(Passage provided)
▼
A Congress insider told ThePrint, “Both of Rahul’s picks — Ashok Tanwar, the outgoing state Congress chief, and Kiran Choudhary, the outgoing CLP leader — have been sidelined by the party.”
Another Haryana Congress leader said the high command under Sonia also managed to keep Hooda on his toes. “He wanted the post (Haryana Congress president) for his son or himself, but they have reminded him of his place.”
The Sonia style of accommodation and reward, blended with a hint of repudiation to signal the authority of the high command, was missing in the Congress for the past six-and-a-half years — since her son Rahul Gandhi became vice-president in January 2013.
Although his elevation as Congress president came in December 2017, Rahul started calling the shots in the party in his vice-presidential days. Unlike Sonia, Rahul was inflexible.
His appointee Ashok Tanwar was a miserable failure as Haryana Congress chief, with the party losing assembly, Lok Sabha and even municipal elections on his watch, but Rahul wouldn’t unseat the former Indian Youth Congress chief.
▲
(Exercise instructions) Please continue the passage about Sonia and Rahul Gandhi's handling of the Haryana Congress, picking up after its last sentence.

(Recorded information)
▼
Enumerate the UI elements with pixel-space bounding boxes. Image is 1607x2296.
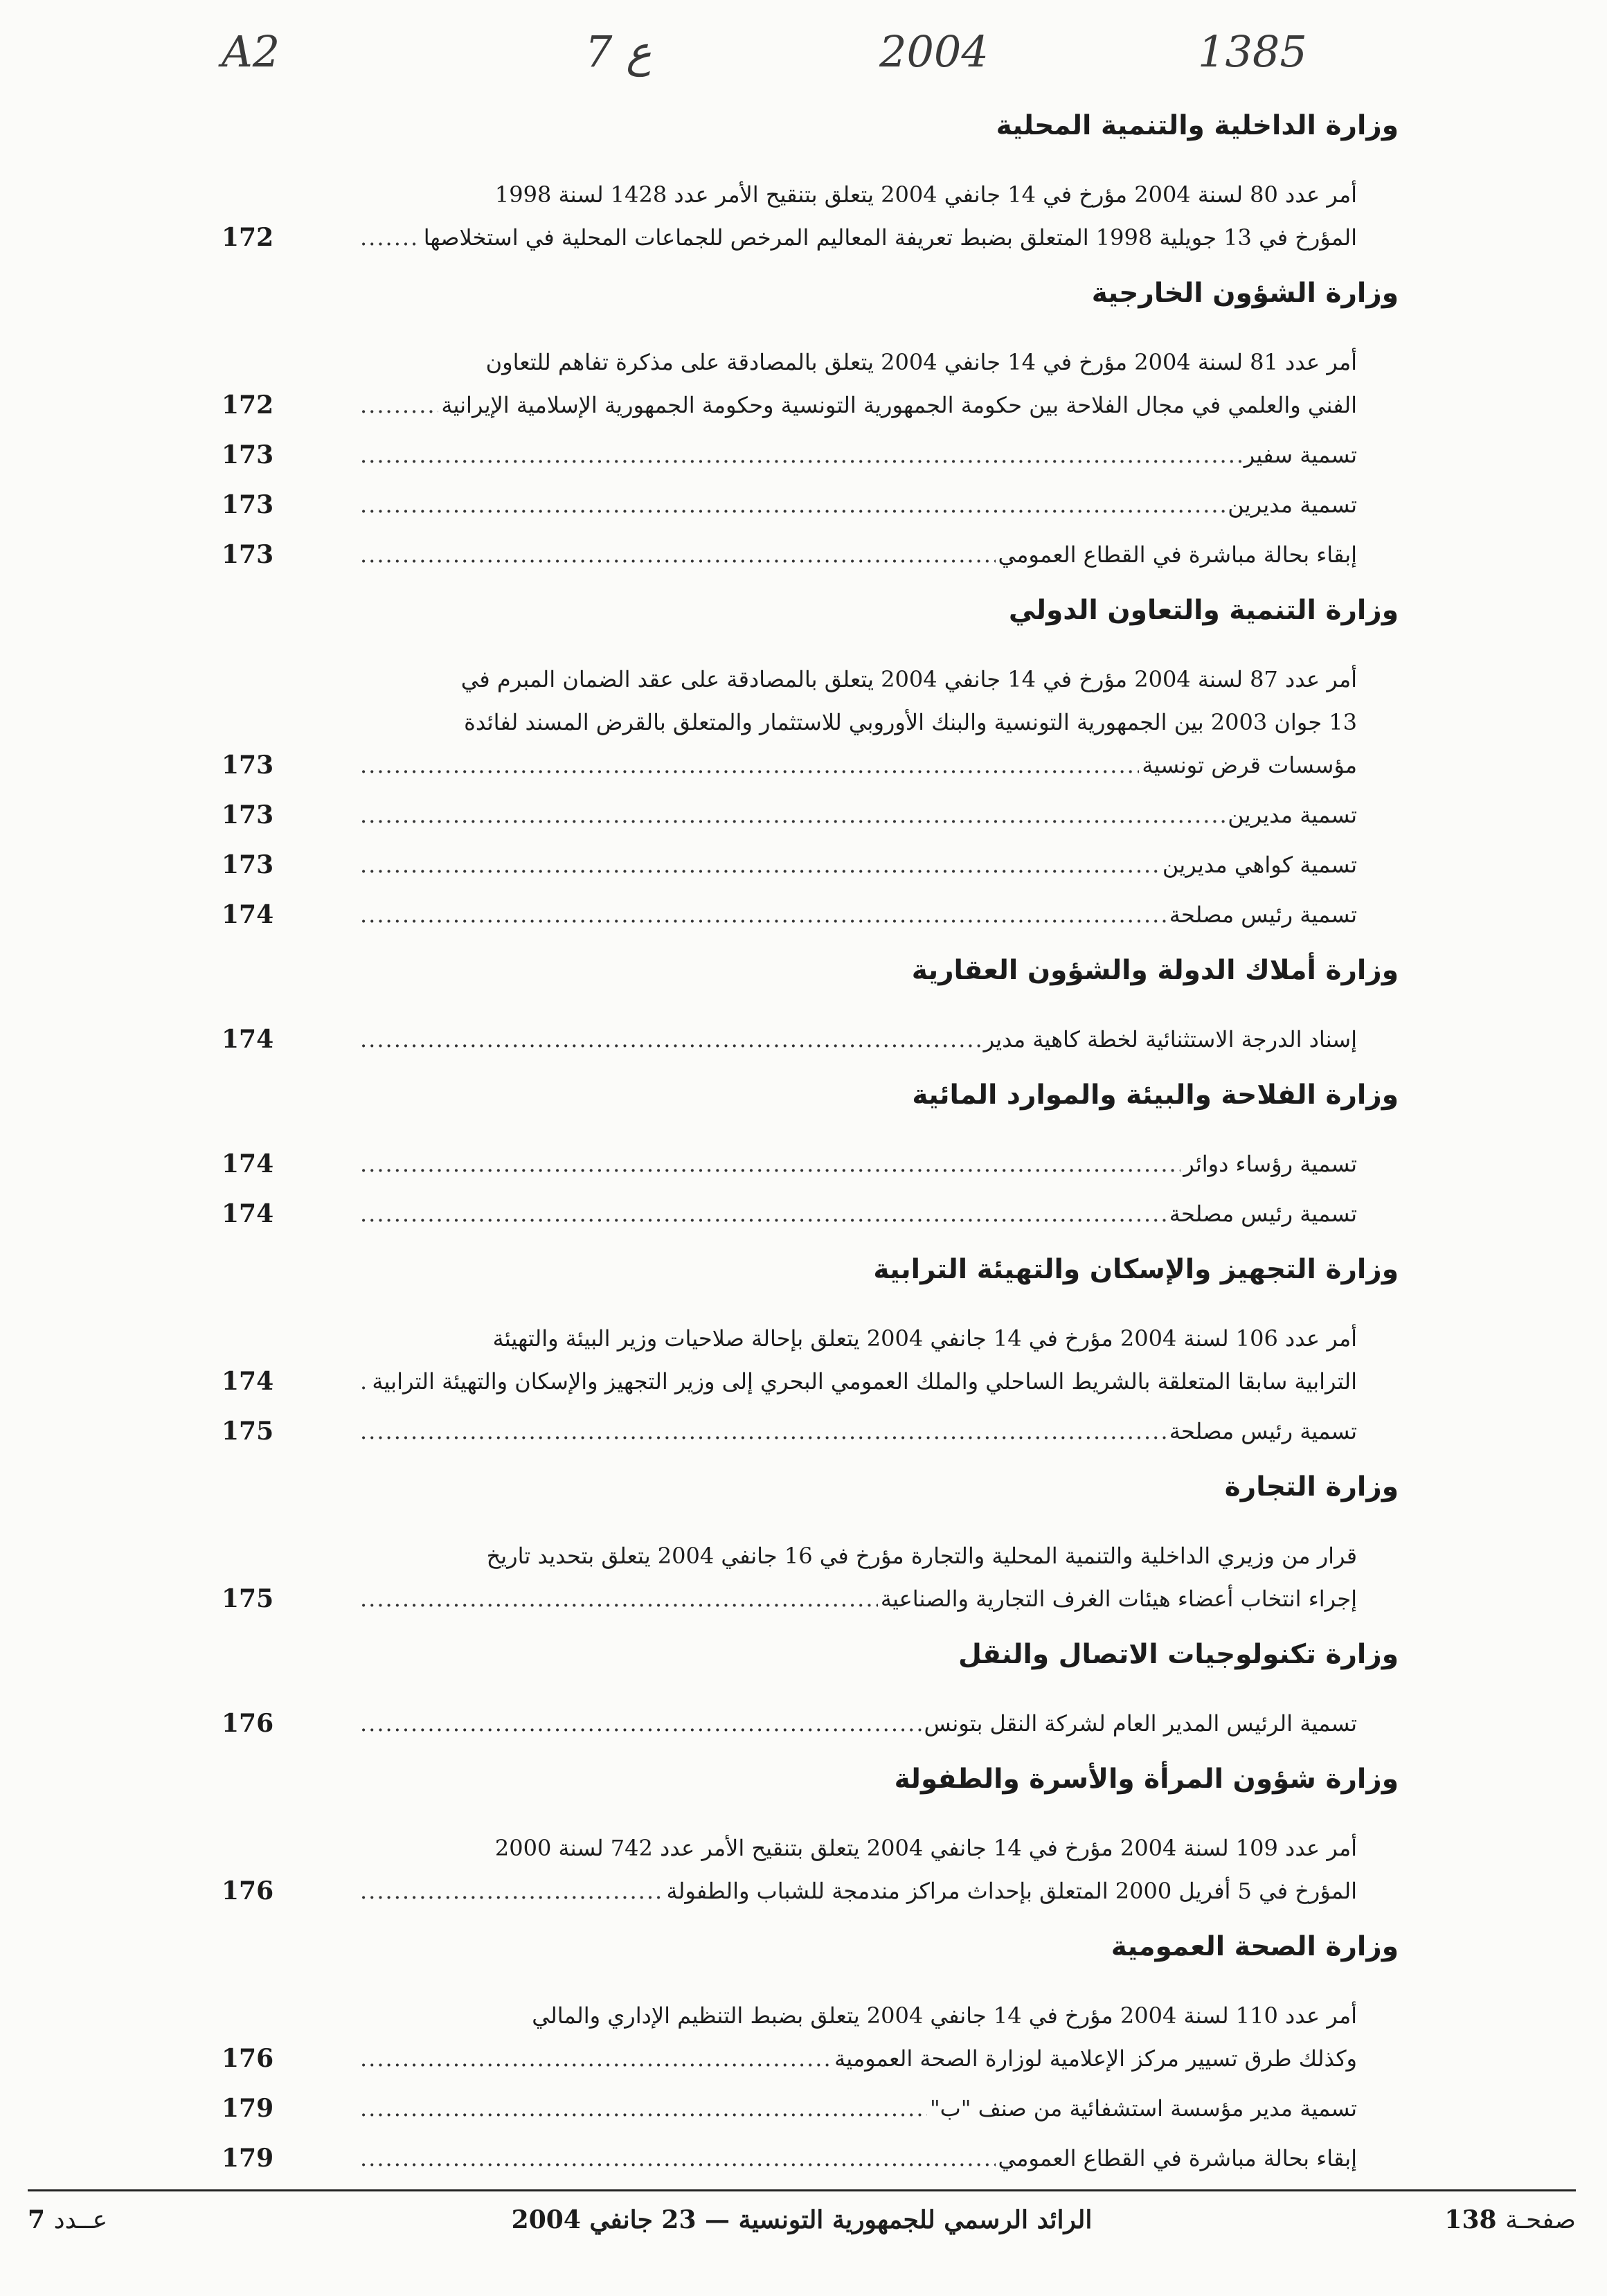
▲
(In response)
He didn’t empower Hooda, the only leader with pan-state appeal, even if it meant continuous factional fights and decimation of the Congress in the state.
In Uttar Pradesh, he didn’t remove state Congress chief Raj Babbar, his appointee, despite the party getting a drubbing in the assembly and the Lok Sabha elections.
Rahul didn’t replace Randeep Surjewala as the party’s communications head either, despite all-round acknowledgement of him being a “disaster”.
The former Congress president showed similar inflexibility and doggedness in defending his decisions in all spheres, no matter how wrong they turned out to be, be it the persistence with the allegations about the Rafale deal, or the politically-damaging swings to the Left in economics and the Right-Left seesaw in politics.
“It’s true his (Rahul’s) politics was marked by the my-way-or-highway approach while Soniaji believes in persuasion, in maintaining balance,” said a Congress leader, an AICC functionary who was sidelined during Rahul regime.